▸ Required task
Single out the lines that include the word "scenarios". Copy them.

============

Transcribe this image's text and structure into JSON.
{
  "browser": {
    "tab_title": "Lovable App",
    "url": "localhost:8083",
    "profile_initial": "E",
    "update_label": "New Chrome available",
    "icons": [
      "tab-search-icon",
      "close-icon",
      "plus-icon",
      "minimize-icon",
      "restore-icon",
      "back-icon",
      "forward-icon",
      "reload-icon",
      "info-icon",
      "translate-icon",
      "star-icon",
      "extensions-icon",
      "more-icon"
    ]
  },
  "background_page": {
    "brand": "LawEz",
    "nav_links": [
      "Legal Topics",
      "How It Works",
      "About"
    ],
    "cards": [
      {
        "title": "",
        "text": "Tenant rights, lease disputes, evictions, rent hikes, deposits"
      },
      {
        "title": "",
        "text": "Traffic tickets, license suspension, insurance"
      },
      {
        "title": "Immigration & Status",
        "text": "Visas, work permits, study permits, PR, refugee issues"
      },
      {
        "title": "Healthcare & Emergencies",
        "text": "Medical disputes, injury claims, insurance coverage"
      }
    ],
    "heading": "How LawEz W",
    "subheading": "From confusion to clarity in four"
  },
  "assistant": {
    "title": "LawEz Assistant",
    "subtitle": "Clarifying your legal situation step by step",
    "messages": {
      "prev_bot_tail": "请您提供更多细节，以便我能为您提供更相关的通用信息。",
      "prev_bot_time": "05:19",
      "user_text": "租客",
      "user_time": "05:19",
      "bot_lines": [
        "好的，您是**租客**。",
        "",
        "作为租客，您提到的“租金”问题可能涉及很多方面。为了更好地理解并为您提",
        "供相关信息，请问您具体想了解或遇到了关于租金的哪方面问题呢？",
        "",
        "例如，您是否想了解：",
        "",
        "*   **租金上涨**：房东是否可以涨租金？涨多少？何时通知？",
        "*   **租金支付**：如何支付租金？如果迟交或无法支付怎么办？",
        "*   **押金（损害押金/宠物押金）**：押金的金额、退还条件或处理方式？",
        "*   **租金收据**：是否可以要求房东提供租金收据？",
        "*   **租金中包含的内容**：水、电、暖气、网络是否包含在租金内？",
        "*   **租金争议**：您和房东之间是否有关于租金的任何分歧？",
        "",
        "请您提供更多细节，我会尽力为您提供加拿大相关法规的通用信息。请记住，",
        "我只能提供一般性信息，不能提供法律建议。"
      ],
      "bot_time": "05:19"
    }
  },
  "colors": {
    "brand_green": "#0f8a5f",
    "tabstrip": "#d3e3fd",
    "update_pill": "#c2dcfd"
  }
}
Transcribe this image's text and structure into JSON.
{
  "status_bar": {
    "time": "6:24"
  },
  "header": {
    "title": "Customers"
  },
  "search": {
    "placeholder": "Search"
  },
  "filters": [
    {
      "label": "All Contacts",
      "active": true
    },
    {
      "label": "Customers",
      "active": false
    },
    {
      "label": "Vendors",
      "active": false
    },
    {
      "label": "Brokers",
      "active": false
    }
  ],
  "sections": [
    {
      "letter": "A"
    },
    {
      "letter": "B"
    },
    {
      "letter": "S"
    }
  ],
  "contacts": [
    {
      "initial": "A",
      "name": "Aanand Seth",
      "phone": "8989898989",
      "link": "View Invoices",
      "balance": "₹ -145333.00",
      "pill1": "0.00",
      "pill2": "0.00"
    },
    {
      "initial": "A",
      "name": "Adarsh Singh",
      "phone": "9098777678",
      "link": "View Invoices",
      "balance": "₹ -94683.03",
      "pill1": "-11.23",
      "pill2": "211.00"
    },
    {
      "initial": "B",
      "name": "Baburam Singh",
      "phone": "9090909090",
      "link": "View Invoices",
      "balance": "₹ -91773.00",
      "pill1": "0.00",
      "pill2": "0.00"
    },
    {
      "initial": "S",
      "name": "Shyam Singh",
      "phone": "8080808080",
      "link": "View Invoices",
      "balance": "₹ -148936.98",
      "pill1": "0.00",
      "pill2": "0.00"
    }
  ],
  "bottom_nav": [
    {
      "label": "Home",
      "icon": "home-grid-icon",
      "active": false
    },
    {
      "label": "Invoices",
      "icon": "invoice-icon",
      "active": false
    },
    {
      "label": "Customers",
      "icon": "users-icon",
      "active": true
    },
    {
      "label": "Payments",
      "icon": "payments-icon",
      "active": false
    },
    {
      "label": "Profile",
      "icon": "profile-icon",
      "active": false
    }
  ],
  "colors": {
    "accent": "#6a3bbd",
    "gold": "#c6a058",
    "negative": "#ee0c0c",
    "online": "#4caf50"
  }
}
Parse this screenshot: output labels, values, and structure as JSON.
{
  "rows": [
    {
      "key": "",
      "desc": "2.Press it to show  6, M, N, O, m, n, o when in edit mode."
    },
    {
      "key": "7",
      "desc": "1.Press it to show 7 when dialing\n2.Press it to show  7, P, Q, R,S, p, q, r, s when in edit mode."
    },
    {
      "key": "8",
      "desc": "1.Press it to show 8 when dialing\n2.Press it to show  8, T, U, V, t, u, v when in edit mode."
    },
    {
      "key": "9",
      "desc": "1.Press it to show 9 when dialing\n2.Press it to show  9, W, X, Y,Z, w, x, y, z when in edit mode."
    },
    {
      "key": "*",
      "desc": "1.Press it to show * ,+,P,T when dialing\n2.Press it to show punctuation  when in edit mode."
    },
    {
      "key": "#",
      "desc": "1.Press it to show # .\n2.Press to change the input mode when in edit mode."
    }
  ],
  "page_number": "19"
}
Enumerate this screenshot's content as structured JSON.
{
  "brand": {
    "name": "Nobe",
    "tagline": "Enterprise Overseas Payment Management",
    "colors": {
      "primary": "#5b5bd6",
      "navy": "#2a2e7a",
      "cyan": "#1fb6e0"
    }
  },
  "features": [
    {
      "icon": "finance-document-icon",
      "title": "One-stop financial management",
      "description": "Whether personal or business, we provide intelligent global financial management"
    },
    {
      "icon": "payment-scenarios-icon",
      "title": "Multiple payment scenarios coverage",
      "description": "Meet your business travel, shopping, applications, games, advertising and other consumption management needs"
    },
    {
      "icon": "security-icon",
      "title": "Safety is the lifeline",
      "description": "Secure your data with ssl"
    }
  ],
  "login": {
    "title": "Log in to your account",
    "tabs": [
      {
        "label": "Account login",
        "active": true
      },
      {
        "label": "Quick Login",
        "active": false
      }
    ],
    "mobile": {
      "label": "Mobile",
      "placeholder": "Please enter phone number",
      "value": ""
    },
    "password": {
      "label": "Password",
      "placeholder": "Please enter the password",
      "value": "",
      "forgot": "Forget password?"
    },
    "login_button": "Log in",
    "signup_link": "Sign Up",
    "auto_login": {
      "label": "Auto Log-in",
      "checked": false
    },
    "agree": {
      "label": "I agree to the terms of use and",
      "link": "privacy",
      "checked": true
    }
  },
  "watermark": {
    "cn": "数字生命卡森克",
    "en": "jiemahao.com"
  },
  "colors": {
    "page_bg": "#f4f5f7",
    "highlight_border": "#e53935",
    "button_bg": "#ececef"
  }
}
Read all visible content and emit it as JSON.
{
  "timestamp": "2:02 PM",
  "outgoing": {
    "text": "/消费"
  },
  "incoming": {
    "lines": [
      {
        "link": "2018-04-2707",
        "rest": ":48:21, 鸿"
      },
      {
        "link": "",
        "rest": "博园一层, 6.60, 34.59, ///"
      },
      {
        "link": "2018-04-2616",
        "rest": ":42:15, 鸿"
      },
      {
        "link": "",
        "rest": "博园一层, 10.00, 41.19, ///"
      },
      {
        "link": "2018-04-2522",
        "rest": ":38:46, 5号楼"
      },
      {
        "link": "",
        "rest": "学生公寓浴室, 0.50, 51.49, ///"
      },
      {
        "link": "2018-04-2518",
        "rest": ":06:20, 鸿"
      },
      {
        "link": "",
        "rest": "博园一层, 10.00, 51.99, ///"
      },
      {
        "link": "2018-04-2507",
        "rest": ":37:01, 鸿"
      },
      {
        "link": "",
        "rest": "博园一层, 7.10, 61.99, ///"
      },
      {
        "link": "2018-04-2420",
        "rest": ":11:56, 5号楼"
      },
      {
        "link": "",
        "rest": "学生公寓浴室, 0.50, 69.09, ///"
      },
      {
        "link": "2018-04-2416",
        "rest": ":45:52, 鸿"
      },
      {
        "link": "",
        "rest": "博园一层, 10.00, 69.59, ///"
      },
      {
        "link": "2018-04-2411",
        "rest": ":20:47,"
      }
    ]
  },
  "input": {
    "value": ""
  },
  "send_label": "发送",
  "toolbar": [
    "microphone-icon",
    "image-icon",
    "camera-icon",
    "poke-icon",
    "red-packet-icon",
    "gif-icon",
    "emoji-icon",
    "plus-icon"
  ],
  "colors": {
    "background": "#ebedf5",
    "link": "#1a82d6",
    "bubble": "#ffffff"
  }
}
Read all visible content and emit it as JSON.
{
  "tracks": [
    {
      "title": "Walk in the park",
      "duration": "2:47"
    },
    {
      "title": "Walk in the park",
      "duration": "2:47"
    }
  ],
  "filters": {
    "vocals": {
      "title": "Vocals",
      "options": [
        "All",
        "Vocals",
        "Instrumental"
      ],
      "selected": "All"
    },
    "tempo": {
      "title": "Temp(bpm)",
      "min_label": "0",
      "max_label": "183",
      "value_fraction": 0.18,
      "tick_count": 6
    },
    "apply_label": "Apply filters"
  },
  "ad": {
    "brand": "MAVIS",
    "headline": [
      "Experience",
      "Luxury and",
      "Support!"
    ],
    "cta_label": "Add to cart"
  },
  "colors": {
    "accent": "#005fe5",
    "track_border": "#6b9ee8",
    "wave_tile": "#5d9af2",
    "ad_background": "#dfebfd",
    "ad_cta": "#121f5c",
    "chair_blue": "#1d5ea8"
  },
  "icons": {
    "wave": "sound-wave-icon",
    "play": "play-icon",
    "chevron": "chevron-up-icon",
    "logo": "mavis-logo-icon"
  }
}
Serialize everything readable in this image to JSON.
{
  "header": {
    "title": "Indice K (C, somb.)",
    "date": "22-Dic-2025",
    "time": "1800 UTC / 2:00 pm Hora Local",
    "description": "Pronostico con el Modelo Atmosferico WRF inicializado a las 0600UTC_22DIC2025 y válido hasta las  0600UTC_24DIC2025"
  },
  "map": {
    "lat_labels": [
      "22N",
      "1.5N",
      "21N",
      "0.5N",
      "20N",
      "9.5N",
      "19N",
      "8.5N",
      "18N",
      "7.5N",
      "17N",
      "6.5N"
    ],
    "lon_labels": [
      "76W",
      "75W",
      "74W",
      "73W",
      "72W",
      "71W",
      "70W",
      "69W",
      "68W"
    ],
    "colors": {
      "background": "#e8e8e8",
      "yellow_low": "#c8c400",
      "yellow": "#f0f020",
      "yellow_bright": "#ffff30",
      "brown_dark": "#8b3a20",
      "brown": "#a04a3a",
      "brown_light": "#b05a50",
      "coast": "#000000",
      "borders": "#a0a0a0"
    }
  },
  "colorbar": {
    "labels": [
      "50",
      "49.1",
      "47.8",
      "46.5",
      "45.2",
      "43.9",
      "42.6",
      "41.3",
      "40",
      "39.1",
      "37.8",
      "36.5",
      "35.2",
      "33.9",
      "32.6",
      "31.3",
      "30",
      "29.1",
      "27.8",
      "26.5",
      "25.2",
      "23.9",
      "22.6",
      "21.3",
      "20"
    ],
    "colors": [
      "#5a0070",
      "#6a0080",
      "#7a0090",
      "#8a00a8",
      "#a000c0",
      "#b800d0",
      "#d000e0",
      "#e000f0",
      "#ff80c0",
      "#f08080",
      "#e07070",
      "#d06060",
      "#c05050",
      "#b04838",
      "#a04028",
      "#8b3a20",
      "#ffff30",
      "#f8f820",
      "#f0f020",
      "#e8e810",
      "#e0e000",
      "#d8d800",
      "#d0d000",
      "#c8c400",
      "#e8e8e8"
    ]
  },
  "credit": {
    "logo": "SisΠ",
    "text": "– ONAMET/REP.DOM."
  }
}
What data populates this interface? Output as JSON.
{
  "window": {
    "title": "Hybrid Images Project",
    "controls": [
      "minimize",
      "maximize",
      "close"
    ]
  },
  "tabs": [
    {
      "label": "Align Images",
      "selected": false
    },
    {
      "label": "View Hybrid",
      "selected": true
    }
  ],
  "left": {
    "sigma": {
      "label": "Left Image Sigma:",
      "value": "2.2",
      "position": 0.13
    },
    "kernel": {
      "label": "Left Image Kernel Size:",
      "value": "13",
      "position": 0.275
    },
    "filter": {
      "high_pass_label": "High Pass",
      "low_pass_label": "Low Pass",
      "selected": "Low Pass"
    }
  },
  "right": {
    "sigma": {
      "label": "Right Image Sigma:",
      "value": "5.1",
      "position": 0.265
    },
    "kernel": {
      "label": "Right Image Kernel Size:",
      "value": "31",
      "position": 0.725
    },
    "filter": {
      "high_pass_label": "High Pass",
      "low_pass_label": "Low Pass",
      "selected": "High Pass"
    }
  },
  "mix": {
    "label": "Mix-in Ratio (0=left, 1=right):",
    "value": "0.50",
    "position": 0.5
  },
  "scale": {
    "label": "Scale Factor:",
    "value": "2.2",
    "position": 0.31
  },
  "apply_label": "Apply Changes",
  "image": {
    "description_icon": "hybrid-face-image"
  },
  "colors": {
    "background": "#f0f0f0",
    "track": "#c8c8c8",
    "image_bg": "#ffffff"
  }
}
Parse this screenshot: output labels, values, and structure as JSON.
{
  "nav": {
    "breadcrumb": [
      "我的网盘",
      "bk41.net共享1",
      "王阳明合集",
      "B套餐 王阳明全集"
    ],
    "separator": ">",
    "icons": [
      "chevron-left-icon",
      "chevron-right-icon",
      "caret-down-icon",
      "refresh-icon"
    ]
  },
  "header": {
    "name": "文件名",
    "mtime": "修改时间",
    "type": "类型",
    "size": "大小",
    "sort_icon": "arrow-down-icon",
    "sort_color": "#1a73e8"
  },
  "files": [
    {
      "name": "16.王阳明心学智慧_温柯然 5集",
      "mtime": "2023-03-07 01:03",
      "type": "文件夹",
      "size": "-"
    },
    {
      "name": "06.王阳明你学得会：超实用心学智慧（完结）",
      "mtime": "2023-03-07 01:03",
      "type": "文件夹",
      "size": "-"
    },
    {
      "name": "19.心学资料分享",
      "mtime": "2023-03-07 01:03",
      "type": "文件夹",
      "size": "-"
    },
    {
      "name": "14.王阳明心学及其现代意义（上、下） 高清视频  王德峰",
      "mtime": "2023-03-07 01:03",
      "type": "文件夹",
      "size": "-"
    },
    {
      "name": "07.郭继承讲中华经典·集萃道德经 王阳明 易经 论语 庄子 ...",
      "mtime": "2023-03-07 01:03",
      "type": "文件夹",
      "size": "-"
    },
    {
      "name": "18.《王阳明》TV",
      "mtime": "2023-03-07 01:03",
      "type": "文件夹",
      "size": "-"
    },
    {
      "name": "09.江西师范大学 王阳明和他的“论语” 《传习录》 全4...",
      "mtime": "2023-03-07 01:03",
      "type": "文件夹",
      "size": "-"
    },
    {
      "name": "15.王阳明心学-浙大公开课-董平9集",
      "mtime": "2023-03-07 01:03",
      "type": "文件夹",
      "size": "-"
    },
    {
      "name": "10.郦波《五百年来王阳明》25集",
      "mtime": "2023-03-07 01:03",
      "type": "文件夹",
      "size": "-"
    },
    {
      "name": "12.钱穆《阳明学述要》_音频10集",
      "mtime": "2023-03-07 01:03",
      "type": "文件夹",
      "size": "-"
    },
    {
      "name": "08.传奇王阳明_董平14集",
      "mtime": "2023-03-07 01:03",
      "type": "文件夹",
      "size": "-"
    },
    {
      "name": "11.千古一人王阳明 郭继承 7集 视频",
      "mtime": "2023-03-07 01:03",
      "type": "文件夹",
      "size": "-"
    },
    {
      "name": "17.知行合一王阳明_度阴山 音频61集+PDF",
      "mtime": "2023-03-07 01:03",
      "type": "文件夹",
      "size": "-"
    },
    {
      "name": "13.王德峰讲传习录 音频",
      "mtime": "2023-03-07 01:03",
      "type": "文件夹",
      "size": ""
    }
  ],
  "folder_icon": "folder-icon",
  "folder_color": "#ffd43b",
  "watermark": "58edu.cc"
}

============

▸ Answer to this problem
      "icon": "payment-scenarios-icon",
      "title": "Multiple payment scenarios coverage",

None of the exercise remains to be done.